■ Exercise description ■
Leaving out the pictures, retype all the material exactly.

— start Supplied material —

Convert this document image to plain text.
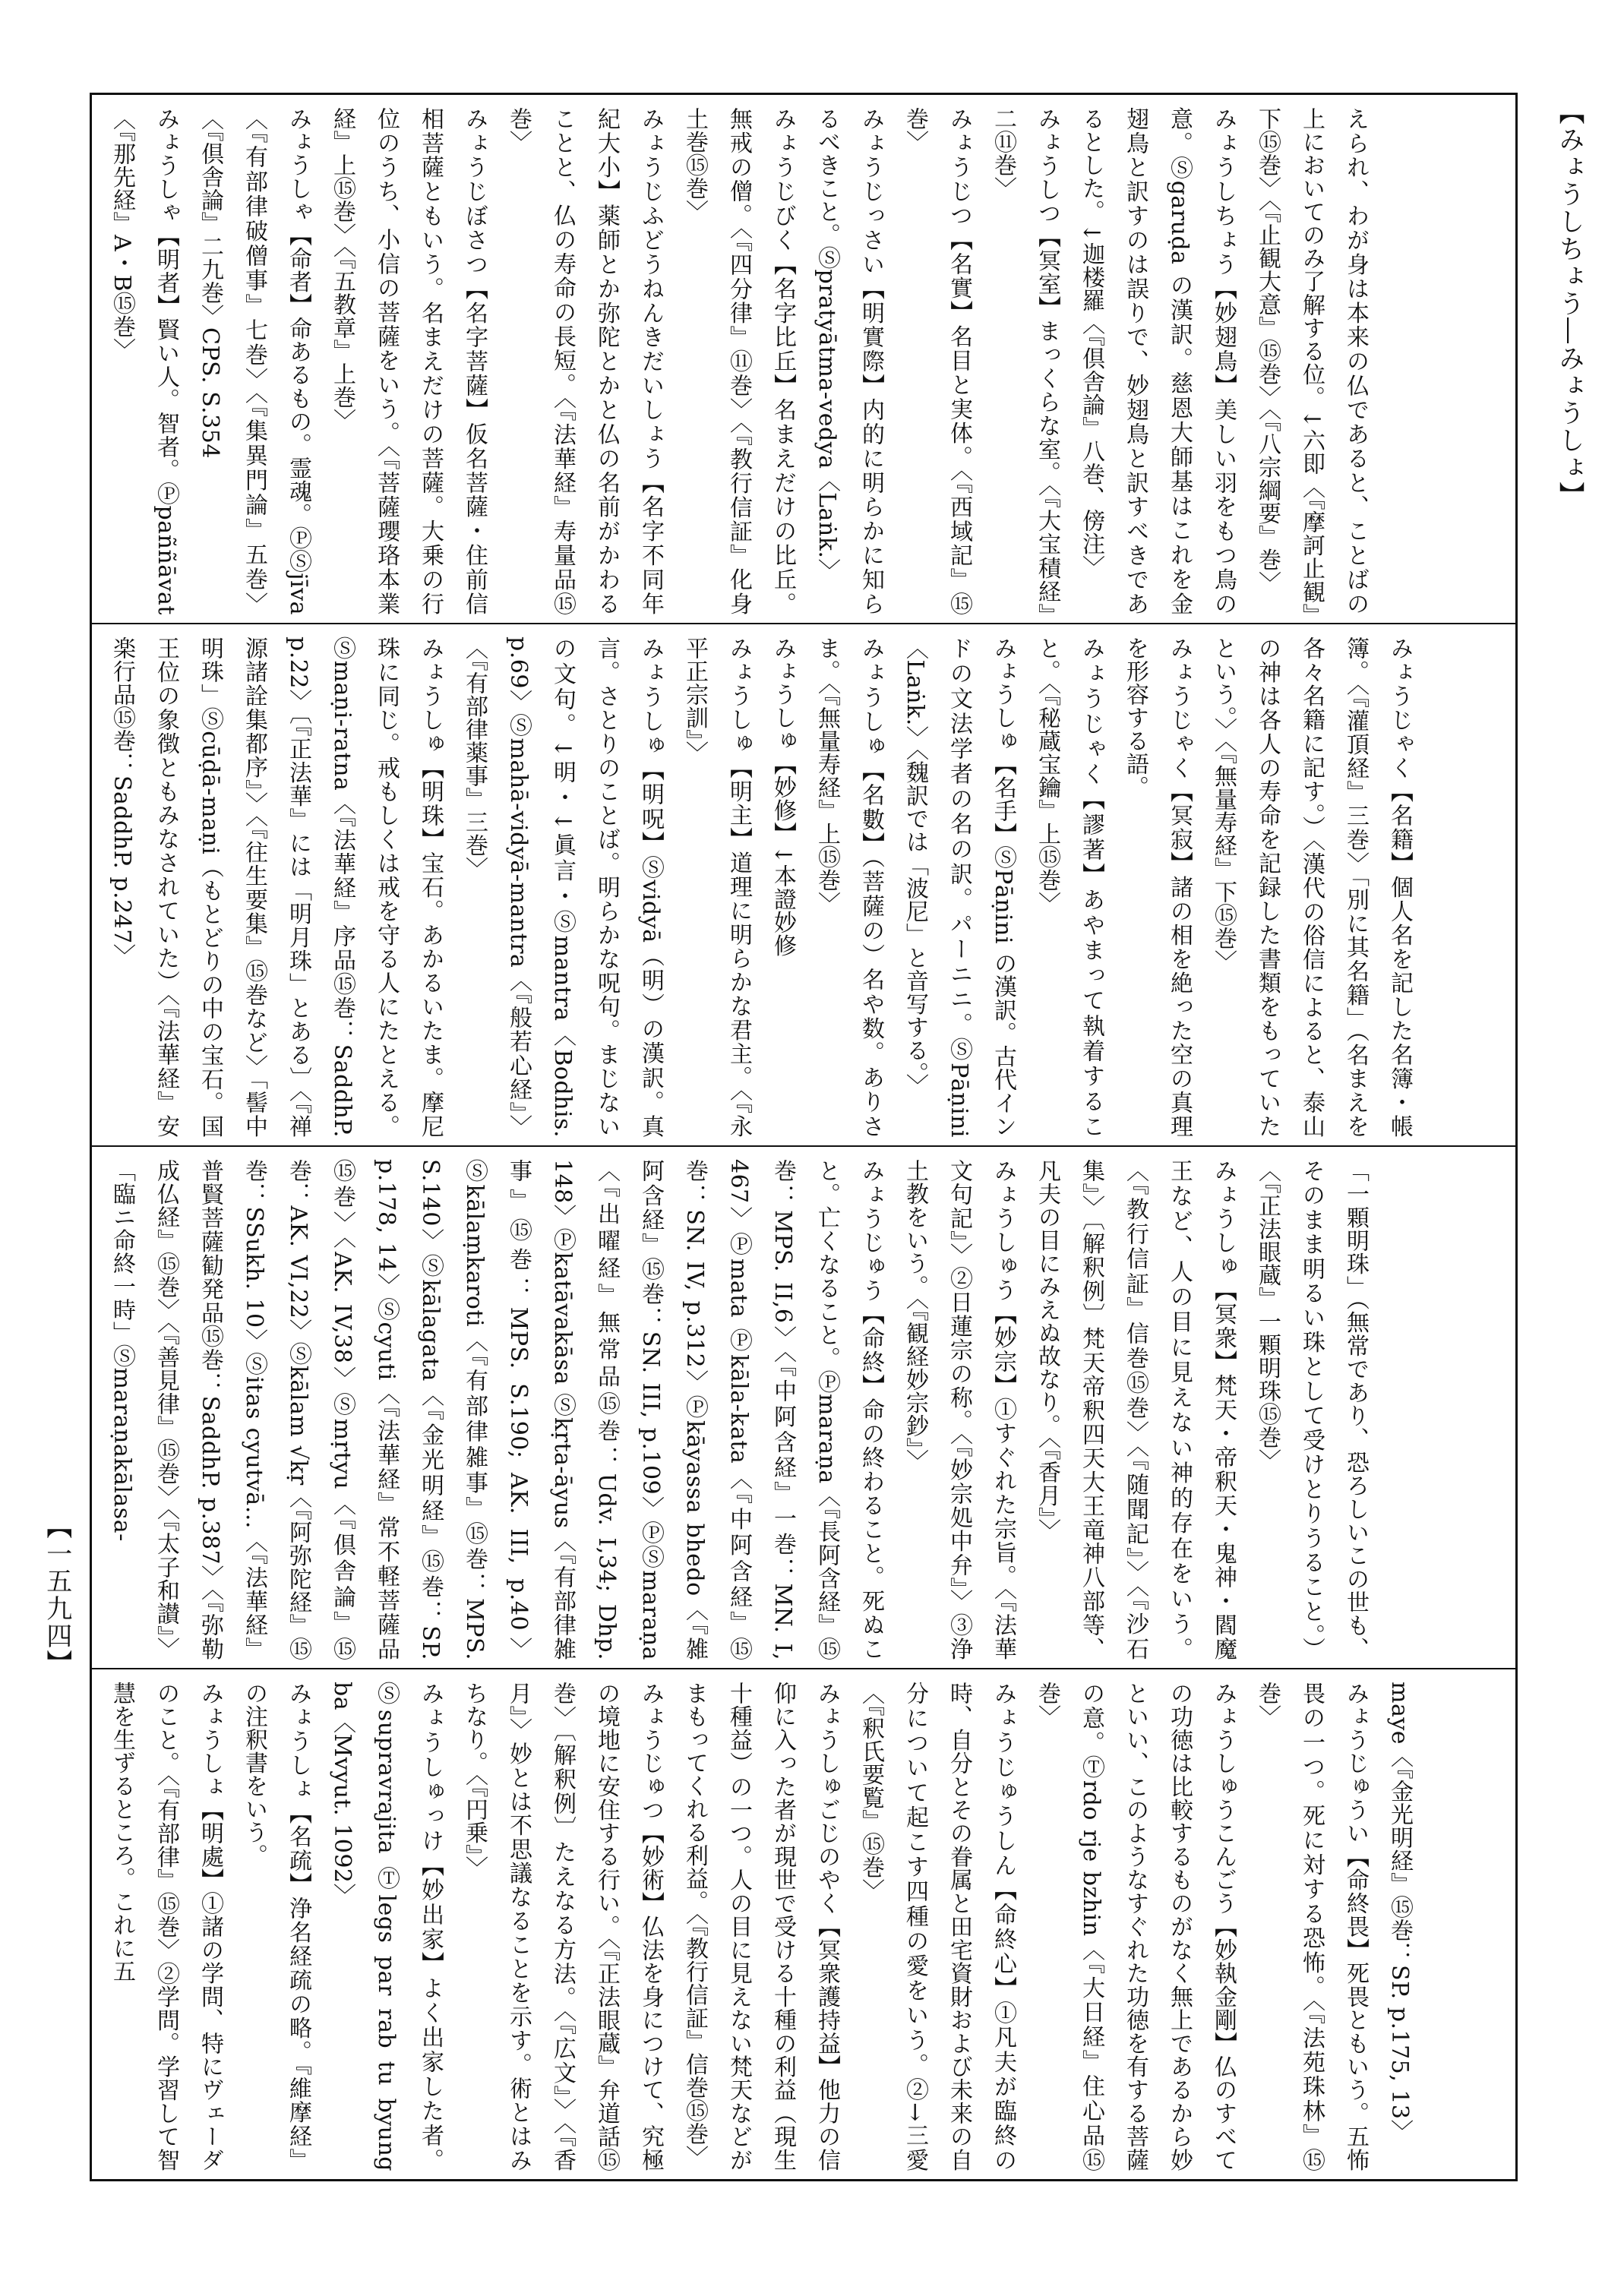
【みょうしちょう―みょうしょ】
【一五九四】
えられ、わが身は本来の仏であると、ことばの上においてのみ了解する位。↓六即〈『摩訶止観』下⑮巻〉〈『止観大意』⑮巻〉〈『八宗綱要』巻〉
みょうしちょう【妙翅鳥】美しい羽をもつ鳥の意。Ⓢgaruḍa の漢訳。慈恩大師基はこれを金翅鳥と訳すのは誤りで、妙翅鳥と訳すべきであるとした。↓迦楼羅〈『倶舎論』八巻、傍注〉
みょうしつ【冥室】まっくらな室。〈『大宝積経』二⑪巻〉
みょうじつ【名實】名目と実体。〈『西域記』⑮巻〉
みょうじっさい【明實際】内的に明らかに知らるべきこと。Ⓢpratyātma-vedya〈Laṅk.〉
みょうじびく【名字比丘】名まえだけの比丘。無戒の僧。〈『四分律』⑪巻〉〈『教行信証』化身土巻⑮巻〉
みょうじふどうねんきだいしょう【名字不同年紀大小】薬師とか弥陀とかと仏の名前がかわることと、仏の寿命の長短。〈『法華経』寿量品⑮巻〉
みょうじぼさつ【名字菩薩】仮名菩薩・住前信相菩薩ともいう。名まえだけの菩薩。大乗の行位のうち、小信の菩薩をいう。〈『菩薩瓔珞本業経』上⑮巻〉〈『五教章』上巻〉
みょうしゃ【命者】命あるもの。霊魂。ⓅⓈjīva〈『有部律破僧事』七巻〉〈『集異門論』五巻〉〈『倶舎論』二九巻〉CPS. S.354
みょうしゃ【明者】賢い人。智者。Ⓟpaññāvat〈『那先経』A・B⑮巻〉
みょうじゃく【名籍】個人名を記した名簿・帳簿。〈『灌頂経』三巻〉「別に其名籍」（名まえを各々名籍に記す。）〈漢代の俗信によると、泰山の神は各人の寿命を記録した書類をもっていたという。〉〈『無量寿経』下⑮巻〉
みょうじゃく【冥寂】諸の相を絶った空の真理を形容する語。
みょうじゃく【謬著】あやまって執着すること。〈『秘蔵宝鑰』上⑮巻〉
みょうしゅ【名手】ⓈPāṇini の漢訳。古代インドの文法学者の名の訳。パーニニ。ⓈPāṇini〈Laṅk.〉〈魏訳では「波尼」と音写する。〉
みょうしゅ【名數】（菩薩の）名や数。ありさま。〈『無量寿経』上⑮巻〉
みょうしゅ【妙修】↓本證妙修
みょうしゅ【明主】道理に明らかな君主。〈『永平正宗訓』〉
みょうしゅ【明呪】Ⓢvidyā（明）の漢訳。真言。さとりのことば。明らかな呪句。まじないの文句。↓明・↓眞言・Ⓢmantra〈Bodhis. p.69〉Ⓢmahā-vidyā-mantra〈『般若心経』〉〈『有部律薬事』三巻〉
みょうしゅ【明珠】宝石。あかるいたま。摩尼珠に同じ。戒もしくは戒を守る人にたとえる。Ⓢmaṇi-ratna〈『法華経』序品⑮巻：SaddhP. p.22〉〔『正法華』には「明月珠」とある〕〈『禅源諸詮集都序』〉〈『往生要集』⑮巻など〉「髻中明珠」Ⓢcūḍā-maṇi（もとどりの中の宝石。国王位の象徴ともみなされていた）〈『法華経』安楽行品⑮巻：SaddhP. p.247〉
「一顆明珠」（無常であり、恐ろしいこの世も、そのまま明るい珠として受けとりうること。）〈『正法眼蔵』一顆明珠⑮巻〉
みょうしゅ【冥衆】梵天・帝釈天・鬼神・閻魔王など、人の目に見えない神的存在をいう。〈『教行信証』信巻⑮巻〉〈『随聞記』〉〈『沙石集』〉〔解釈例〕梵天帝釈四天大王竜神八部等、凡夫の目にみえぬ故なり。〈『香月』〉
みょうしゅう【妙宗】①すぐれた宗旨。〈『法華文句記』〉②日蓮宗の称。〈『妙宗処中弁』〉③浄土教をいう。〈『観経妙宗鈔』〉
みょうじゅう【命終】命の終わること。死ぬこと。亡くなること。Ⓟmaraṇa〈『長阿含経』⑮巻：MPS. II,6〉〈『中阿含経』一巻：MN. I, 467〉Ⓟmata Ⓟkāla-kata〈『中阿含経』⑮巻：SN. IV, p.312〉Ⓟkāyassa bhedo〈『雑阿含経』⑮巻：SN. III, p.109〉ⓅⓈmaraṇa〈『出曜経』無常品⑮巻：Udv. I,34; Dhp. 148〉Ⓟkatāvakāsa Ⓢkṛta-āyus〈『有部律雑事』⑮巻：MPS. S.190; AK. III, p.40〉Ⓢkālaṃkaroti〈『有部律雑事』⑮巻：MPS. S.140〉Ⓢkālagata〈『金光明経』⑮巻：SP. p.178, 14〉Ⓢcyuti〈『法華経』常不軽菩薩品⑮巻〉〈AK. IV,38〉Ⓢmṛtyu〈『倶舎論』⑮巻：AK. VI,22〉Ⓢkālam √kṛ〈『阿弥陀経』⑮巻：SSukh. 10〉Ⓢitas cyutvā…〈『法華経』普賢菩薩勧発品⑮巻：SaddhP. p.387〉〈『弥勒成仏経』⑮巻〉〈『善見律』⑮巻〉〈『太子和讃』〉「臨ニ命終一時」Ⓢmaraṇakālasa-
maye〈『金光明経』⑮巻：SP. p.175, 13〉
みょうじゅうい【命終畏】死畏ともいう。五怖畏の一つ。死に対する恐怖。〈『法苑珠林』⑮巻〉
みょうしゅうこんごう【妙執金剛】仏のすべての功徳は比較するものがなく無上であるから妙といい、このようなすぐれた功徳を有する菩薩の意。Ⓣrdo rje bzhin〈『大日経』住心品⑮巻〉
みょうじゅうしん【命終心】①凡夫が臨終の時、自分とその眷属と田宅資財および未来の自分について起こす四種の愛をいう。②→三愛〈『釈氏要覧』⑮巻〉
みょうしゅごじのやく【冥衆護持益】他力の信仰に入った者が現世で受ける十種の利益（現生十種益）の一つ。人の目に見えない梵天などがまもってくれる利益。〈『教行信証』信巻⑮巻〉
みょうじゅつ【妙術】仏法を身につけて、究極の境地に安住する行い。〈『正法眼蔵』弁道話⑮巻〉〔解釈例〕たえなる方法。〈『広文』〉〈『香月』〉妙とは不思議なることを示す。術とはみちなり。〈『円乗』〉
みょうしゅっけ【妙出家】よく出家した者。Ⓢsupravrajita Ⓣlegs par rab tu byung ba〈Mvyut. 1092〉
みょうしょ【名疏】浄名経疏の略。『維摩経』の注釈書をいう。
みょうしょ【明處】①諸の学問、特にヴェーダのこと。〈『有部律』⑮巻〉②学問。学習して智慧を生ずるところ。これに五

— end Supplied material —

■ The reply ■
Convert this document image to plain text.
【みょうしちょう―みょうしょ】
【一五九四】
えられ、わが身は本来の仏であると、ことばの上においてのみ了解する位。↓六即〈『摩訶止観』下⑮巻〉〈『止観大意』⑮巻〉〈『八宗綱要』巻〉
みょうしちょう【妙翅鳥】美しい羽をもつ鳥の意。Ⓢgaruḍa の漢訳。慈恩大師基はこれを金翅鳥と訳すのは誤りで、妙翅鳥と訳すべきであるとした。↓迦楼羅〈『倶舎論』八巻、傍注〉
みょうしつ【冥室】まっくらな室。〈『大宝積経』二⑪巻〉
みょうじつ【名實】名目と実体。〈『西域記』⑮巻〉
みょうじっさい【明實際】内的に明らかに知らるべきこと。Ⓢpratyātma-vedya〈Laṅk.〉
みょうじびく【名字比丘】名まえだけの比丘。無戒の僧。〈『四分律』⑪巻〉〈『教行信証』化身土巻⑮巻〉
みょうじふどうねんきだいしょう【名字不同年紀大小】薬師とか弥陀とかと仏の名前がかわることと、仏の寿命の長短。〈『法華経』寿量品⑮巻〉
みょうじぼさつ【名字菩薩】仮名菩薩・住前信相菩薩ともいう。名まえだけの菩薩。大乗の行位のうち、小信の菩薩をいう。〈『菩薩瓔珞本業経』上⑮巻〉〈『五教章』上巻〉
みょうしゃ【命者】命あるもの。霊魂。ⓅⓈjīva〈『有部律破僧事』七巻〉〈『集異門論』五巻〉〈『倶舎論』二九巻〉CPS. S.354
みょうしゃ【明者】賢い人。智者。Ⓟpaññāvat〈『那先経』A・B⑮巻〉
みょうじゃく【名籍】個人名を記した名簿・帳簿。〈『灌頂経』三巻〉「別に其名籍」（名まえを各々名籍に記す。）〈漢代の俗信によると、泰山の神は各人の寿命を記録した書類をもっていたという。〉〈『無量寿経』下⑮巻〉
みょうじゃく【冥寂】諸の相を絶った空の真理を形容する語。
みょうじゃく【謬著】あやまって執着すること。〈『秘蔵宝鑰』上⑮巻〉
みょうしゅ【名手】ⓈPāṇini の漢訳。古代インドの文法学者の名の訳。パーニニ。ⓈPāṇini〈Laṅk.〉〈魏訳では「波尼」と音写する。〉
みょうしゅ【名數】（菩薩の）名や数。ありさま。〈『無量寿経』上⑮巻〉
みょうしゅ【妙修】↓本證妙修
みょうしゅ【明主】道理に明らかな君主。〈『永平正宗訓』〉
みょうしゅ【明呪】Ⓢvidyā（明）の漢訳。真言。さとりのことば。明らかな呪句。まじないの文句。↓明・↓眞言・Ⓢmantra〈Bodhis. p.69〉Ⓢmahā-vidyā-mantra〈『般若心経』〉〈『有部律薬事』三巻〉
みょうしゅ【明珠】宝石。あかるいたま。摩尼珠に同じ。戒もしくは戒を守る人にたとえる。Ⓢmaṇi-ratna〈『法華経』序品⑮巻：SaddhP. p.22〉〔『正法華』には「明月珠」とある〕〈『禅源諸詮集都序』〉〈『往生要集』⑮巻など〉「髻中明珠」Ⓢcūḍā-maṇi（もとどりの中の宝石。国王位の象徴ともみなされていた）〈『法華経』安楽行品⑮巻：SaddhP. p.247〉
「一顆明珠」（無常であり、恐ろしいこの世も、そのまま明るい珠として受けとりうること。）〈『正法眼蔵』一顆明珠⑮巻〉
みょうしゅ【冥衆】梵天・帝釈天・鬼神・閻魔王など、人の目に見えない神的存在をいう。〈『教行信証』信巻⑮巻〉〈『随聞記』〉〈『沙石集』〉〔解釈例〕梵天帝釈四天大王竜神八部等、凡夫の目にみえぬ故なり。〈『香月』〉
みょうしゅう【妙宗】①すぐれた宗旨。〈『法華文句記』〉②日蓮宗の称。〈『妙宗処中弁』〉③浄土教をいう。〈『観経妙宗鈔』〉
みょうじゅう【命終】命の終わること。死ぬこと。亡くなること。Ⓟmaraṇa〈『長阿含経』⑮巻：MPS. II,6〉〈『中阿含経』一巻：MN. I, 467〉Ⓟmata Ⓟkāla-kata〈『中阿含経』⑮巻：SN. IV, p.312〉Ⓟkāyassa bhedo〈『雑阿含経』⑮巻：SN. III, p.109〉ⓅⓈmaraṇa〈『出曜経』無常品⑮巻：Udv. I,34; Dhp. 148〉Ⓟkatāvakāsa Ⓢkṛta-āyus〈『有部律雑事』⑮巻：MPS. S.190; AK. III, p.40〉Ⓢkālaṃkaroti〈『有部律雑事』⑮巻：MPS. S.140〉Ⓢkālagata〈『金光明経』⑮巻：SP. p.178, 14〉Ⓢcyuti〈『法華経』常不軽菩薩品⑮巻〉〈AK. IV,38〉Ⓢmṛtyu〈『倶舎論』⑮巻：AK. VI,22〉Ⓢkālam √kṛ〈『阿弥陀経』⑮巻：SSukh. 10〉Ⓢitas cyutvā…〈『法華経』普賢菩薩勧発品⑮巻：SaddhP. p.387〉〈『弥勒成仏経』⑮巻〉〈『善見律』⑮巻〉〈『太子和讃』〉「臨ニ命終一時」Ⓢmaraṇakālasa-
maye〈『金光明経』⑮巻：SP. p.175, 13〉
みょうじゅうい【命終畏】死畏ともいう。五怖畏の一つ。死に対する恐怖。〈『法苑珠林』⑮巻〉
みょうしゅうこんごう【妙執金剛】仏のすべての功徳は比較するものがなく無上であるから妙といい、このようなすぐれた功徳を有する菩薩の意。Ⓣrdo rje bzhin〈『大日経』住心品⑮巻〉
みょうじゅうしん【命終心】①凡夫が臨終の時、自分とその眷属と田宅資財および未来の自分について起こす四種の愛をいう。②→三愛〈『釈氏要覧』⑮巻〉
みょうしゅごじのやく【冥衆護持益】他力の信仰に入った者が現世で受ける十種の利益（現生十種益）の一つ。人の目に見えない梵天などがまもってくれる利益。〈『教行信証』信巻⑮巻〉
みょうじゅつ【妙術】仏法を身につけて、究極の境地に安住する行い。〈『正法眼蔵』弁道話⑮巻〉〔解釈例〕たえなる方法。〈『広文』〉〈『香月』〉妙とは不思議なることを示す。術とはみちなり。〈『円乗』〉
みょうしゅっけ【妙出家】よく出家した者。Ⓢsupravrajita Ⓣlegs par rab tu byung ba〈Mvyut. 1092〉
みょうしょ【名疏】浄名経疏の略。『維摩経』の注釈書をいう。
みょうしょ【明處】①諸の学問、特にヴェーダのこと。〈『有部律』⑮巻〉②学問。学習して智慧を生ずるところ。これに五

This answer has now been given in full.